- PROVIDED RECORDS:
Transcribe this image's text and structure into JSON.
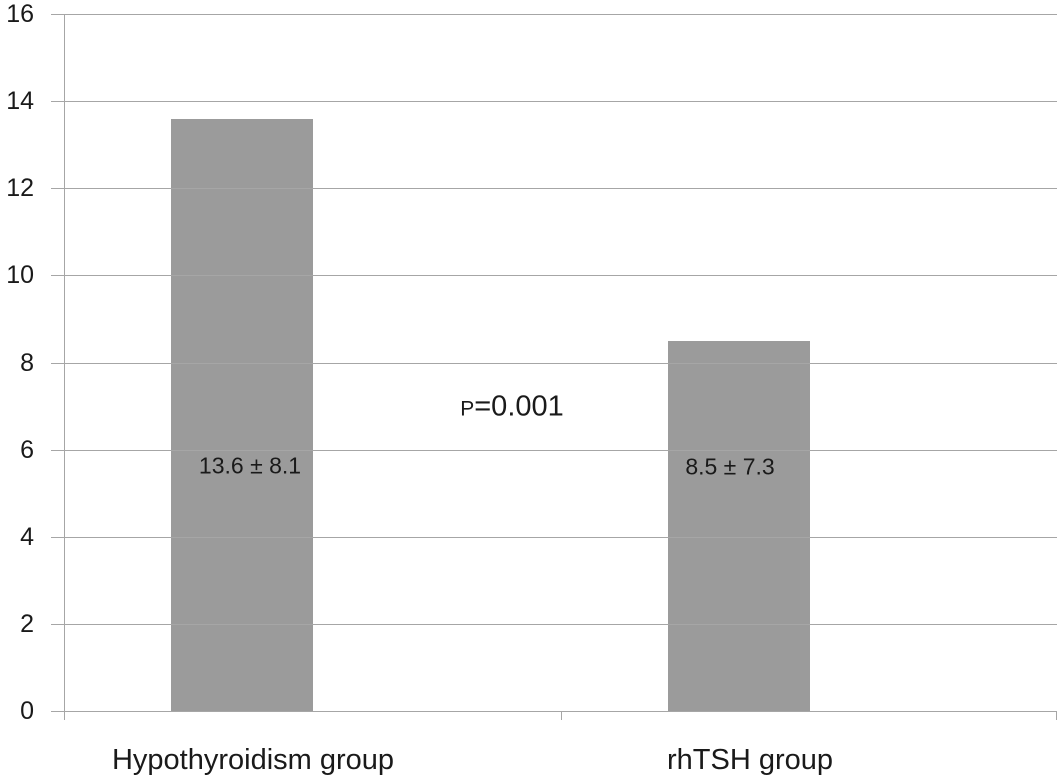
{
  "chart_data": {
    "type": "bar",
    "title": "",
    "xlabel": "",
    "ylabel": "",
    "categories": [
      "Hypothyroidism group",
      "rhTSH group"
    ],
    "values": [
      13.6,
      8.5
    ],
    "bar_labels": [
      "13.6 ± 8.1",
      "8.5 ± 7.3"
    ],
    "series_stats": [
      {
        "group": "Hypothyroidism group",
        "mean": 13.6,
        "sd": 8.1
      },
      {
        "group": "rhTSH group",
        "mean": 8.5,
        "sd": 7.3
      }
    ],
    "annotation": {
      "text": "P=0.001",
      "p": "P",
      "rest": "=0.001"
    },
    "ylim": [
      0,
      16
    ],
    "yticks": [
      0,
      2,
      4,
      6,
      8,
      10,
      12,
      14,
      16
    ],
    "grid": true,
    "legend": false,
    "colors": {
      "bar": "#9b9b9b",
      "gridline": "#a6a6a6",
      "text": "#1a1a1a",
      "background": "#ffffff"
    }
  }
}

- WHAT YOU SHOULD DO: Do not copy the pictures, but repeat every line exactly.

- ANSWER BELOW:
Transcribe this image's text and structure into JSON.
{
  "chart_data": {
    "type": "bar",
    "title": "",
    "xlabel": "",
    "ylabel": "",
    "categories": [
      "Hypothyroidism group",
      "rhTSH group"
    ],
    "values": [
      13.6,
      8.5
    ],
    "bar_labels": [
      "13.6 ± 8.1",
      "8.5 ± 7.3"
    ],
    "series_stats": [
      {
        "group": "Hypothyroidism group",
        "mean": 13.6,
        "sd": 8.1
      },
      {
        "group": "rhTSH group",
        "mean": 8.5,
        "sd": 7.3
      }
    ],
    "annotation": {
      "text": "P=0.001",
      "p": "P",
      "rest": "=0.001"
    },
    "ylim": [
      0,
      16
    ],
    "yticks": [
      0,
      2,
      4,
      6,
      8,
      10,
      12,
      14,
      16
    ],
    "grid": true,
    "legend": false,
    "colors": {
      "bar": "#9b9b9b",
      "gridline": "#a6a6a6",
      "text": "#1a1a1a",
      "background": "#ffffff"
    }
  }
}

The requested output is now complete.